__Stated goal__. Write out, precisely and in full, each line of the material.

__Dataset records__.
□ □ □

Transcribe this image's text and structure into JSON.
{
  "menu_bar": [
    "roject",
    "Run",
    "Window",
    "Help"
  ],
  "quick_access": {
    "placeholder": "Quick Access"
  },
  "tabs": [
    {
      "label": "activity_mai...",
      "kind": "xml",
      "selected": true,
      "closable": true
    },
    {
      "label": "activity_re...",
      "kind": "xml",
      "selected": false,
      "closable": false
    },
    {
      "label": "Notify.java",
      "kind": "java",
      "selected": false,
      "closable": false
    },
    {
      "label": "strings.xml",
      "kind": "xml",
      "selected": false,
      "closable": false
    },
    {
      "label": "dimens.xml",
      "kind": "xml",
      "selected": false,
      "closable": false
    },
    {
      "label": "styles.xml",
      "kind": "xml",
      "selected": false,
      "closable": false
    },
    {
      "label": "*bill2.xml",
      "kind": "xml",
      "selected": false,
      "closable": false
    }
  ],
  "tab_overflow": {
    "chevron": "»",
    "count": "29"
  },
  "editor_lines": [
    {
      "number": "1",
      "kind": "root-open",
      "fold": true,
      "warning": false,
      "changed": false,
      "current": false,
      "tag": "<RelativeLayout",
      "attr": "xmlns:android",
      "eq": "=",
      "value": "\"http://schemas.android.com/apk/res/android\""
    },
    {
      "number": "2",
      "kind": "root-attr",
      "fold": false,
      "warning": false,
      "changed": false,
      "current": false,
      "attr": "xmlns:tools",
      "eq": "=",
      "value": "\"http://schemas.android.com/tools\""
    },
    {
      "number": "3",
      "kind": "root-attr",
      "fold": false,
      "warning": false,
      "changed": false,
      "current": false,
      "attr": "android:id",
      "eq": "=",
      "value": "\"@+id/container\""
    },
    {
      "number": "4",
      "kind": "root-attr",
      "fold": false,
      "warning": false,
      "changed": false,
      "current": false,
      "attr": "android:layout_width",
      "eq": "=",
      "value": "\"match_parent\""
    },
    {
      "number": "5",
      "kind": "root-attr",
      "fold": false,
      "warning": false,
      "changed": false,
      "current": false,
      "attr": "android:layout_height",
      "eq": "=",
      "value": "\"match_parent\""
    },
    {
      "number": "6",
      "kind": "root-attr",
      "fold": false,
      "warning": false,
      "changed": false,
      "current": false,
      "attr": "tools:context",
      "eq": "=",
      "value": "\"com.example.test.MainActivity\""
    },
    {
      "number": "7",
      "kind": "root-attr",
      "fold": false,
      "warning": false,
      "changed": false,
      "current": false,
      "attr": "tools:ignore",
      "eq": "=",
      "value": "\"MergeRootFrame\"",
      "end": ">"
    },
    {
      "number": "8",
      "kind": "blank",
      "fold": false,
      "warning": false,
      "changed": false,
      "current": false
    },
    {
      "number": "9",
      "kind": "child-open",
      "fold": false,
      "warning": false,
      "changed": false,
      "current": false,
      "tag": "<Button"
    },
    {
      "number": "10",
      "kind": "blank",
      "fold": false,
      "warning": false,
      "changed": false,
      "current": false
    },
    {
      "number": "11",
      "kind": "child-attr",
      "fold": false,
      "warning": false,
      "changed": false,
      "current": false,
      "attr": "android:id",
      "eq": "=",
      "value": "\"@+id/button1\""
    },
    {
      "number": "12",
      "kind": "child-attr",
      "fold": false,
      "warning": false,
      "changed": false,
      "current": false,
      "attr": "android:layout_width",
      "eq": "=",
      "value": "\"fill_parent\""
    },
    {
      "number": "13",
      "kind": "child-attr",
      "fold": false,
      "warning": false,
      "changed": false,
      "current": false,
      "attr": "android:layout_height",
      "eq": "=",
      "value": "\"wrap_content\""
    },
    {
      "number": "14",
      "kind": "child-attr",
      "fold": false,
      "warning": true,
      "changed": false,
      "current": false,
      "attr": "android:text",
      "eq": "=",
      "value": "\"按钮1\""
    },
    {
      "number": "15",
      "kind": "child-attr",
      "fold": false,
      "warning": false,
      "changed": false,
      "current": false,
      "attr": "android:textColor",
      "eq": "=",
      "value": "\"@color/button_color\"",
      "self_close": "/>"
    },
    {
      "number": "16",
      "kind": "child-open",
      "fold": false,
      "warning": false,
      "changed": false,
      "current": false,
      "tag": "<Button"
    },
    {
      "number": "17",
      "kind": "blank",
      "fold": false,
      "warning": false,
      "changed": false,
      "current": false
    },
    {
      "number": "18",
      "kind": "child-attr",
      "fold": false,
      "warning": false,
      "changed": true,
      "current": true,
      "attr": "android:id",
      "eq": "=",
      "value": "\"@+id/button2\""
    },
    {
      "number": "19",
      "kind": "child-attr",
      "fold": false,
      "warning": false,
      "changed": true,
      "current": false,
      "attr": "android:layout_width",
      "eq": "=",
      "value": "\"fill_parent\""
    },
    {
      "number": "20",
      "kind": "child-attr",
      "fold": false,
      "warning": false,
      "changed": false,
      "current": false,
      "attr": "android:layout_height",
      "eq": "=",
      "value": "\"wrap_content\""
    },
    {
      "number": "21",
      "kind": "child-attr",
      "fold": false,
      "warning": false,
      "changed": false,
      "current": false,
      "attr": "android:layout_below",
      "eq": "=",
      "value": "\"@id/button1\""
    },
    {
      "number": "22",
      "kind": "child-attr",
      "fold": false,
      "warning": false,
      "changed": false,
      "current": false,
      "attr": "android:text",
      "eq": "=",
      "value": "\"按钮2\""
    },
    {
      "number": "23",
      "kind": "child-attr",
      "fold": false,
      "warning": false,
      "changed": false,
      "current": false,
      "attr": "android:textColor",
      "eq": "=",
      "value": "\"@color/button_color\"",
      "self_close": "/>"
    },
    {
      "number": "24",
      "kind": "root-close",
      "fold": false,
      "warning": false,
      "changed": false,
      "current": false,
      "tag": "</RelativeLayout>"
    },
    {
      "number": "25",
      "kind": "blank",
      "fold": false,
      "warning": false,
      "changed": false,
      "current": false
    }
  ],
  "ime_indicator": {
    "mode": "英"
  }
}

□ □ □

__Solution below__.
Transcribe this image's text and structure into JSON.
{
  "menu_bar": [
    "roject",
    "Run",
    "Window",
    "Help"
  ],
  "quick_access": {
    "placeholder": "Quick Access"
  },
  "tabs": [
    {
      "label": "activity_mai...",
      "kind": "xml",
      "selected": true,
      "closable": true
    },
    {
      "label": "activity_re...",
      "kind": "xml",
      "selected": false,
      "closable": false
    },
    {
      "label": "Notify.java",
      "kind": "java",
      "selected": false,
      "closable": false
    },
    {
      "label": "strings.xml",
      "kind": "xml",
      "selected": false,
      "closable": false
    },
    {
      "label": "dimens.xml",
      "kind": "xml",
      "selected": false,
      "closable": false
    },
    {
      "label": "styles.xml",
      "kind": "xml",
      "selected": false,
      "closable": false
    },
    {
      "label": "*bill2.xml",
      "kind": "xml",
      "selected": false,
      "closable": false
    }
  ],
  "tab_overflow": {
    "chevron": "»",
    "count": "29"
  },
  "editor_lines": [
    {
      "number": "1",
      "kind": "root-open",
      "fold": true,
      "warning": false,
      "changed": false,
      "current": false,
      "tag": "<RelativeLayout",
      "attr": "xmlns:android",
      "eq": "=",
      "value": "\"http://schemas.android.com/apk/res/android\""
    },
    {
      "number": "2",
      "kind": "root-attr",
      "fold": false,
      "warning": false,
      "changed": false,
      "current": false,
      "attr": "xmlns:tools",
      "eq": "=",
      "value": "\"http://schemas.android.com/tools\""
    },
    {
      "number": "3",
      "kind": "root-attr",
      "fold": false,
      "warning": false,
      "changed": false,
      "current": false,
      "attr": "android:id",
      "eq": "=",
      "value": "\"@+id/container\""
    },
    {
      "number": "4",
      "kind": "root-attr",
      "fold": false,
      "warning": false,
      "changed": false,
      "current": false,
      "attr": "android:layout_width",
      "eq": "=",
      "value": "\"match_parent\""
    },
    {
      "number": "5",
      "kind": "root-attr",
      "fold": false,
      "warning": false,
      "changed": false,
      "current": false,
      "attr": "android:layout_height",
      "eq": "=",
      "value": "\"match_parent\""
    },
    {
      "number": "6",
      "kind": "root-attr",
      "fold": false,
      "warning": false,
      "changed": false,
      "current": false,
      "attr": "tools:context",
      "eq": "=",
      "value": "\"com.example.test.MainActivity\""
    },
    {
      "number": "7",
      "kind": "root-attr",
      "fold": false,
      "warning": false,
      "changed": false,
      "current": false,
      "attr": "tools:ignore",
      "eq": "=",
      "value": "\"MergeRootFrame\"",
      "end": ">"
    },
    {
      "number": "8",
      "kind": "blank",
      "fold": false,
      "warning": false,
      "changed": false,
      "current": false
    },
    {
      "number": "9",
      "kind": "child-open",
      "fold": false,
      "warning": false,
      "changed": false,
      "current": false,
      "tag": "<Button"
    },
    {
      "number": "10",
      "kind": "blank",
      "fold": false,
      "warning": false,
      "changed": false,
      "current": false
    },
    {
      "number": "11",
      "kind": "child-attr",
      "fold": false,
      "warning": false,
      "changed": false,
      "current": false,
      "attr": "android:id",
      "eq": "=",
      "value": "\"@+id/button1\""
    },
    {
      "number": "12",
      "kind": "child-attr",
      "fold": false,
      "warning": false,
      "changed": false,
      "current": false,
      "attr": "android:layout_width",
      "eq": "=",
      "value": "\"fill_parent\""
    },
    {
      "number": "13",
      "kind": "child-attr",
      "fold": false,
      "warning": false,
      "changed": false,
      "current": false,
      "attr": "android:layout_height",
      "eq": "=",
      "value": "\"wrap_content\""
    },
    {
      "number": "14",
      "kind": "child-attr",
      "fold": false,
      "warning": true,
      "changed": false,
      "current": false,
      "attr": "android:text",
      "eq": "=",
      "value": "\"按钮1\""
    },
    {
      "number": "15",
      "kind": "child-attr",
      "fold": false,
      "warning": false,
      "changed": false,
      "current": false,
      "attr": "android:textColor",
      "eq": "=",
      "value": "\"@color/button_color\"",
      "self_close": "/>"
    },
    {
      "number": "16",
      "kind": "child-open",
      "fold": false,
      "warning": false,
      "changed": false,
      "current": false,
      "tag": "<Button"
    },
    {
      "number": "17",
      "kind": "blank",
      "fold": false,
      "warning": false,
      "changed": false,
      "current": false
    },
    {
      "number": "18",
      "kind": "child-attr",
      "fold": false,
      "warning": false,
      "changed": true,
      "current": true,
      "attr": "android:id",
      "eq": "=",
      "value": "\"@+id/button2\""
    },
    {
      "number": "19",
      "kind": "child-attr",
      "fold": false,
      "warning": false,
      "changed": true,
      "current": false,
      "attr": "android:layout_width",
      "eq": "=",
      "value": "\"fill_parent\""
    },
    {
      "number": "20",
      "kind": "child-attr",
      "fold": false,
      "warning": false,
      "changed": false,
      "current": false,
      "attr": "android:layout_height",
      "eq": "=",
      "value": "\"wrap_content\""
    },
    {
      "number": "21",
      "kind": "child-attr",
      "fold": false,
      "warning": false,
      "changed": false,
      "current": false,
      "attr": "android:layout_below",
      "eq": "=",
      "value": "\"@id/button1\""
    },
    {
      "number": "22",
      "kind": "child-attr",
      "fold": false,
      "warning": false,
      "changed": false,
      "current": false,
      "attr": "android:text",
      "eq": "=",
      "value": "\"按钮2\""
    },
    {
      "number": "23",
      "kind": "child-attr",
      "fold": false,
      "warning": false,
      "changed": false,
      "current": false,
      "attr": "android:textColor",
      "eq": "=",
      "value": "\"@color/button_color\"",
      "self_close": "/>"
    },
    {
      "number": "24",
      "kind": "root-close",
      "fold": false,
      "warning": false,
      "changed": false,
      "current": false,
      "tag": "</RelativeLayout>"
    },
    {
      "number": "25",
      "kind": "blank",
      "fold": false,
      "warning": false,
      "changed": false,
      "current": false
    }
  ],
  "ime_indicator": {
    "mode": "英"
  }
}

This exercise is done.